▸ Requirements
Duplicate the entries below line for line, without changing anything, and omit the picture from your answer.
-- Begin Data entries --
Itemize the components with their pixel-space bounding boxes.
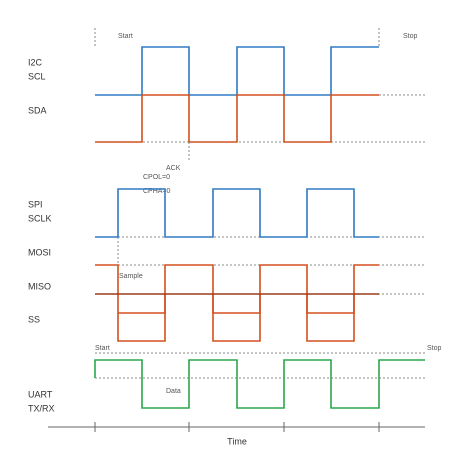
uart-label: UART: [28, 389, 53, 399]
ss-label: SS: [28, 314, 40, 324]
data-label: Data: [166, 388, 181, 395]
miso-label: MISO: [28, 281, 51, 291]
axis-ticks: [94, 422, 380, 432]
mosi-label: MOSI: [28, 247, 51, 257]
uart-wave: [94, 359, 425, 409]
start-label: Start: [118, 33, 133, 40]
sample-label: Sample: [119, 273, 143, 280]
i2c-label: I2C: [28, 57, 43, 67]
sclk-label: SCLK: [28, 213, 52, 223]
ack-label: ACK: [166, 165, 181, 172]
cpol-label: CPOL=0: [143, 174, 170, 181]
uart-start-label: Start: [95, 345, 110, 352]
ss-wave: [118, 294, 355, 314]
spi-label: SPI: [28, 199, 43, 209]
scl-wave: [95, 46, 379, 96]
sda-label: SDA: [28, 105, 47, 115]
sda-wave: [95, 94, 379, 143]
uart-stop-label: Stop: [427, 345, 442, 352]
axis-label: Time: [227, 436, 247, 446]
mosi-wave: [95, 264, 379, 342]
scl-label: SCL: [28, 71, 46, 81]
txrx-label: TX/RX: [28, 403, 55, 413]
stop-label: Stop: [403, 33, 418, 40]
sclk-wave: [95, 188, 379, 238]
cpha-label: CPHA=0: [143, 188, 171, 195]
-- End Data entries --
▸ Completed task
Itemize the components with their pixel-space bounding boxes.
uart-label: UART: [28, 389, 53, 399]
ss-label: SS: [28, 314, 40, 324]
data-label: Data: [166, 388, 181, 395]
miso-label: MISO: [28, 281, 51, 291]
axis-ticks: [94, 422, 380, 432]
mosi-label: MOSI: [28, 247, 51, 257]
uart-wave: [94, 359, 425, 409]
start-label: Start: [118, 33, 133, 40]
sample-label: Sample: [119, 273, 143, 280]
i2c-label: I2C: [28, 57, 43, 67]
sclk-label: SCLK: [28, 213, 52, 223]
ack-label: ACK: [166, 165, 181, 172]
cpol-label: CPOL=0: [143, 174, 170, 181]
uart-start-label: Start: [95, 345, 110, 352]
ss-wave: [118, 294, 355, 314]
spi-label: SPI: [28, 199, 43, 209]
scl-wave: [95, 46, 379, 96]
sda-label: SDA: [28, 105, 47, 115]
sda-wave: [95, 94, 379, 143]
uart-stop-label: Stop: [427, 345, 442, 352]
axis-label: Time: [227, 436, 247, 446]
mosi-wave: [95, 264, 379, 342]
scl-label: SCL: [28, 71, 46, 81]
txrx-label: TX/RX: [28, 403, 55, 413]
stop-label: Stop: [403, 33, 418, 40]
sclk-wave: [95, 188, 379, 238]
cpha-label: CPHA=0: [143, 188, 171, 195]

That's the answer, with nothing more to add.